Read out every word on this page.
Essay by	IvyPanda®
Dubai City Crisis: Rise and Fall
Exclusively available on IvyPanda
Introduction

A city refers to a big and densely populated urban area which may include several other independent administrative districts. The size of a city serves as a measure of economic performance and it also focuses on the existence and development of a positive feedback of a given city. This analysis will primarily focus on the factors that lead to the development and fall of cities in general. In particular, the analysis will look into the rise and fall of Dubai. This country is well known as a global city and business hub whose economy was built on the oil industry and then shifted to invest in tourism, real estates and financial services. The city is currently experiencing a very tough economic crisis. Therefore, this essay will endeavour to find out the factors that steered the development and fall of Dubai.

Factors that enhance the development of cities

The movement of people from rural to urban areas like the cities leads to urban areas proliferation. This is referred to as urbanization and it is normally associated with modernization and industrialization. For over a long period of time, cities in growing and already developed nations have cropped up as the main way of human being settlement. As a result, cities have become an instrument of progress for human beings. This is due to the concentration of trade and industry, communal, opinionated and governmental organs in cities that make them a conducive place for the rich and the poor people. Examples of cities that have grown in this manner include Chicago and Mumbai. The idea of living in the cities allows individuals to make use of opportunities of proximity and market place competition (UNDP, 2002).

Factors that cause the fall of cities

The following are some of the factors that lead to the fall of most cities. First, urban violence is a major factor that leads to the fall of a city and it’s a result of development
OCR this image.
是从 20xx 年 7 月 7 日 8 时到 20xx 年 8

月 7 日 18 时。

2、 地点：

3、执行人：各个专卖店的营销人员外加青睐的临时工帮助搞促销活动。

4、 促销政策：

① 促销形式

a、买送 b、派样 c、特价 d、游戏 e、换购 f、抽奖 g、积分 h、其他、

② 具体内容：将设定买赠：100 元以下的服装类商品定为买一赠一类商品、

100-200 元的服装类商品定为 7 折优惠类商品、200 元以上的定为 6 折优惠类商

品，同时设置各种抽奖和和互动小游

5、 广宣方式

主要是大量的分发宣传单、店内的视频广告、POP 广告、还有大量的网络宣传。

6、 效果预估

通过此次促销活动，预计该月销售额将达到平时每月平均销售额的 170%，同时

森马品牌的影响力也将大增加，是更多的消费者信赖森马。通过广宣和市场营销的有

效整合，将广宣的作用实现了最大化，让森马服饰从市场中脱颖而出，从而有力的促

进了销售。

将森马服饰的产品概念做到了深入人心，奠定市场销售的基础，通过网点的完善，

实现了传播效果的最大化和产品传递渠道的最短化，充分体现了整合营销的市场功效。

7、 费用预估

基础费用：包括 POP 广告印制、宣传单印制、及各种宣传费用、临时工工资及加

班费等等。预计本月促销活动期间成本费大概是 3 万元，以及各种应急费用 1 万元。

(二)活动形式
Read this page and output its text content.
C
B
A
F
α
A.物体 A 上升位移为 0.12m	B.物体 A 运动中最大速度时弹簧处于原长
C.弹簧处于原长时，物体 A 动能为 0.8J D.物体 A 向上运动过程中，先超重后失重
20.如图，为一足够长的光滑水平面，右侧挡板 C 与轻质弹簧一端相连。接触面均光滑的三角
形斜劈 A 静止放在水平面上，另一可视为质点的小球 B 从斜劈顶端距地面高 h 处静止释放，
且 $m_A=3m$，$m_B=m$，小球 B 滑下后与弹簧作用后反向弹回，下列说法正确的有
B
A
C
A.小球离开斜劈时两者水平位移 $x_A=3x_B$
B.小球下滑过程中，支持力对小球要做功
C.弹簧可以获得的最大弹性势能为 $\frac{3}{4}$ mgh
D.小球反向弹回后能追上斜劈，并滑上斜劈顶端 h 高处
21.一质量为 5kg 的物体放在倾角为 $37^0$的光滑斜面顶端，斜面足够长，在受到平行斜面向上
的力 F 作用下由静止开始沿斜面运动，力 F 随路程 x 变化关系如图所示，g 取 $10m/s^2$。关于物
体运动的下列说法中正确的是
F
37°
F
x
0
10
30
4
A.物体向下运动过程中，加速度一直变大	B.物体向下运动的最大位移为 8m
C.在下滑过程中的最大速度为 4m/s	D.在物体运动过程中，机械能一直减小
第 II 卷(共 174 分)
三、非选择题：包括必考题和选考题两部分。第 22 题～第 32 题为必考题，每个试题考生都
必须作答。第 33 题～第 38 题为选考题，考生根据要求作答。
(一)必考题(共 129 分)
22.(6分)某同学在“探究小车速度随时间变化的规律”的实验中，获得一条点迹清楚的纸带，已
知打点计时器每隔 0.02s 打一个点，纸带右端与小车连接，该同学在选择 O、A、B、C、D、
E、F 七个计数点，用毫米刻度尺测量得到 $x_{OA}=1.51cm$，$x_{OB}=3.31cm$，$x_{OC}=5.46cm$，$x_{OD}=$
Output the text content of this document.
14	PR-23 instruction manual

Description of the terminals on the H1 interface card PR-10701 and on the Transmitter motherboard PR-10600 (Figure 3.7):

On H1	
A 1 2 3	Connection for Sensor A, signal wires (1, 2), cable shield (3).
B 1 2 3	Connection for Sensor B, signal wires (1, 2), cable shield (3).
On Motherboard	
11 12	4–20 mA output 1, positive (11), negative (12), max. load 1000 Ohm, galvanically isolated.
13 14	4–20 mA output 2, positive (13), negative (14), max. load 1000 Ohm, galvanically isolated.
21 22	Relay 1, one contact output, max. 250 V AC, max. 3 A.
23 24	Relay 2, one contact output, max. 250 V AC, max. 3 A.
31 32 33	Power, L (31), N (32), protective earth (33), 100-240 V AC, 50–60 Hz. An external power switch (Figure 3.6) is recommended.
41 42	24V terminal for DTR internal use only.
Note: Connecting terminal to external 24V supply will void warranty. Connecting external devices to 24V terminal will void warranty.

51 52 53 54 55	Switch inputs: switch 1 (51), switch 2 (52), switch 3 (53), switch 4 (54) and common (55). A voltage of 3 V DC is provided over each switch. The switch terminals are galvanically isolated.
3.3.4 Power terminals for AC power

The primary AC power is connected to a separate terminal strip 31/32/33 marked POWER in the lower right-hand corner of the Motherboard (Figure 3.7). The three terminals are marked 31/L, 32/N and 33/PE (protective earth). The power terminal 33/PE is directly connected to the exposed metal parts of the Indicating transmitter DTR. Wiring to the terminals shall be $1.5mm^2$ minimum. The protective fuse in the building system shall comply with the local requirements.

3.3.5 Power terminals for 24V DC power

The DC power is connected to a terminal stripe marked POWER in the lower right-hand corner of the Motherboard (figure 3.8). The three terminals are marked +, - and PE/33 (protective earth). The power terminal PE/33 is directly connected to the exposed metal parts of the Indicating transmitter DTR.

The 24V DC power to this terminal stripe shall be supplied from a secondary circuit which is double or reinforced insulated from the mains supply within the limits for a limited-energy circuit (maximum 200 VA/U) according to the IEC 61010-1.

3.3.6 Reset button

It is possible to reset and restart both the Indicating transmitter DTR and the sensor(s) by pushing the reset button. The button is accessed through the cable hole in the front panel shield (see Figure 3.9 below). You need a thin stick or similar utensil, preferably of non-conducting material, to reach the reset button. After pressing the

:::::

Task: Write out every line exactly as it stands.

Completed task:
Read out every word on this page.
Essay by	IvyPanda®
Dubai City Crisis: Rise and Fall
Exclusively available on IvyPanda
Introduction

A city refers to a big and densely populated urban area which may include several other independent administrative districts. The size of a city serves as a measure of economic performance and it also focuses on the existence and development of a positive feedback of a given city. This analysis will primarily focus on the factors that lead to the development and fall of cities in general. In particular, the analysis will look into the rise and fall of Dubai. This country is well known as a global city and business hub whose economy was built on the oil industry and then shifted to invest in tourism, real estates and financial services. The city is currently experiencing a very tough economic crisis. Therefore, this essay will endeavour to find out the factors that steered the development and fall of Dubai.

Factors that enhance the development of cities

The movement of people from rural to urban areas like the cities leads to urban areas proliferation. This is referred to as urbanization and it is normally associated with modernization and industrialization. For over a long period of time, cities in growing and already developed nations have cropped up as the main way of human being settlement. As a result, cities have become an instrument of progress for human beings. This is due to the concentration of trade and industry, communal, opinionated and governmental organs in cities that make them a conducive place for the rich and the poor people. Examples of cities that have grown in this manner include Chicago and Mumbai. The idea of living in the cities allows individuals to make use of opportunities of proximity and market place competition (UNDP, 2002).

Factors that cause the fall of cities

The following are some of the factors that lead to the fall of most cities. First, urban violence is a major factor that leads to the fall of a city and it’s a result of development
OCR this image.
是从 20xx 年 7 月 7 日 8 时到 20xx 年 8

月 7 日 18 时。

2、 地点：

3、执行人：各个专卖店的营销人员外加青睐的临时工帮助搞促销活动。

4、 促销政策：

① 促销形式

a、买送 b、派样 c、特价 d、游戏 e、换购 f、抽奖 g、积分 h、其他、

② 具体内容：将设定买赠：100 元以下的服装类商品定为买一赠一类商品、

100-200 元的服装类商品定为 7 折优惠类商品、200 元以上的定为 6 折优惠类商

品，同时设置各种抽奖和和互动小游

5、 广宣方式

主要是大量的分发宣传单、店内的视频广告、POP 广告、还有大量的网络宣传。

6、 效果预估

通过此次促销活动，预计该月销售额将达到平时每月平均销售额的 170%，同时

森马品牌的影响力也将大增加，是更多的消费者信赖森马。通过广宣和市场营销的有

效整合，将广宣的作用实现了最大化，让森马服饰从市场中脱颖而出，从而有力的促

进了销售。

将森马服饰的产品概念做到了深入人心，奠定市场销售的基础，通过网点的完善，

实现了传播效果的最大化和产品传递渠道的最短化，充分体现了整合营销的市场功效。

7、 费用预估

基础费用：包括 POP 广告印制、宣传单印制、及各种宣传费用、临时工工资及加

班费等等。预计本月促销活动期间成本费大概是 3 万元，以及各种应急费用 1 万元。

(二)活动形式
Read this page and output its text content.
C
B
A
F
α
A.物体 A 上升位移为 0.12m	B.物体 A 运动中最大速度时弹簧处于原长
C.弹簧处于原长时，物体 A 动能为 0.8J D.物体 A 向上运动过程中，先超重后失重
20.如图，为一足够长的光滑水平面，右侧挡板 C 与轻质弹簧一端相连。接触面均光滑的三角
形斜劈 A 静止放在水平面上，另一可视为质点的小球 B 从斜劈顶端距地面高 h 处静止释放，
且 $m_A=3m$，$m_B=m$，小球 B 滑下后与弹簧作用后反向弹回，下列说法正确的有
B
A
C
A.小球离开斜劈时两者水平位移 $x_A=3x_B$
B.小球下滑过程中，支持力对小球要做功
C.弹簧可以获得的最大弹性势能为 $\frac{3}{4}$ mgh
D.小球反向弹回后能追上斜劈，并滑上斜劈顶端 h 高处
21.一质量为 5kg 的物体放在倾角为 $37^0$的光滑斜面顶端，斜面足够长，在受到平行斜面向上
的力 F 作用下由静止开始沿斜面运动，力 F 随路程 x 变化关系如图所示，g 取 $10m/s^2$。关于物
体运动的下列说法中正确的是
F
37°
F
x
0
10
30
4
A.物体向下运动过程中，加速度一直变大	B.物体向下运动的最大位移为 8m
C.在下滑过程中的最大速度为 4m/s	D.在物体运动过程中，机械能一直减小
第 II 卷(共 174 分)
三、非选择题：包括必考题和选考题两部分。第 22 题～第 32 题为必考题，每个试题考生都
必须作答。第 33 题～第 38 题为选考题，考生根据要求作答。
(一)必考题(共 129 分)
22.(6分)某同学在“探究小车速度随时间变化的规律”的实验中，获得一条点迹清楚的纸带，已
知打点计时器每隔 0.02s 打一个点，纸带右端与小车连接，该同学在选择 O、A、B、C、D、
E、F 七个计数点，用毫米刻度尺测量得到 $x_{OA}=1.51cm$，$x_{OB}=3.31cm$，$x_{OC}=5.46cm$，$x_{OD}=$
Output the text content of this document.
14	PR-23 instruction manual

Description of the terminals on the H1 interface card PR-10701 and on the Transmitter motherboard PR-10600 (Figure 3.7):

On H1	
A 1 2 3	Connection for Sensor A, signal wires (1, 2), cable shield (3).
B 1 2 3	Connection for Sensor B, signal wires (1, 2), cable shield (3).
On Motherboard	
11 12	4–20 mA output 1, positive (11), negative (12), max. load 1000 Ohm, galvanically isolated.
13 14	4–20 mA output 2, positive (13), negative (14), max. load 1000 Ohm, galvanically isolated.
21 22	Relay 1, one contact output, max. 250 V AC, max. 3 A.
23 24	Relay 2, one contact output, max. 250 V AC, max. 3 A.
31 32 33	Power, L (31), N (32), protective earth (33), 100-240 V AC, 50–60 Hz. An external power switch (Figure 3.6) is recommended.
41 42	24V terminal for DTR internal use only.
Note: Connecting terminal to external 24V supply will void warranty. Connecting external devices to 24V terminal will void warranty.

51 52 53 54 55	Switch inputs: switch 1 (51), switch 2 (52), switch 3 (53), switch 4 (54) and common (55). A voltage of 3 V DC is provided over each switch. The switch terminals are galvanically isolated.
3.3.4 Power terminals for AC power

The primary AC power is connected to a separate terminal strip 31/32/33 marked POWER in the lower right-hand corner of the Motherboard (Figure 3.7). The three terminals are marked 31/L, 32/N and 33/PE (protective earth). The power terminal 33/PE is directly connected to the exposed metal parts of the Indicating transmitter DTR. Wiring to the terminals shall be $1.5mm^2$ minimum. The protective fuse in the building system shall comply with the local requirements.

3.3.5 Power terminals for 24V DC power

The DC power is connected to a terminal stripe marked POWER in the lower right-hand corner of the Motherboard (figure 3.8). The three terminals are marked +, - and PE/33 (protective earth). The power terminal PE/33 is directly connected to the exposed metal parts of the Indicating transmitter DTR.

The 24V DC power to this terminal stripe shall be supplied from a secondary circuit which is double or reinforced insulated from the mains supply within the limits for a limited-energy circuit (maximum 200 VA/U) according to the IEC 61010-1.

3.3.6 Reset button

It is possible to reset and restart both the Indicating transmitter DTR and the sensor(s) by pushing the reset button. The button is accessed through the cable hole in the front panel shield (see Figure 3.9 below). You need a thin stick or similar utensil, preferably of non-conducting material, to reach the reset button. After pressing the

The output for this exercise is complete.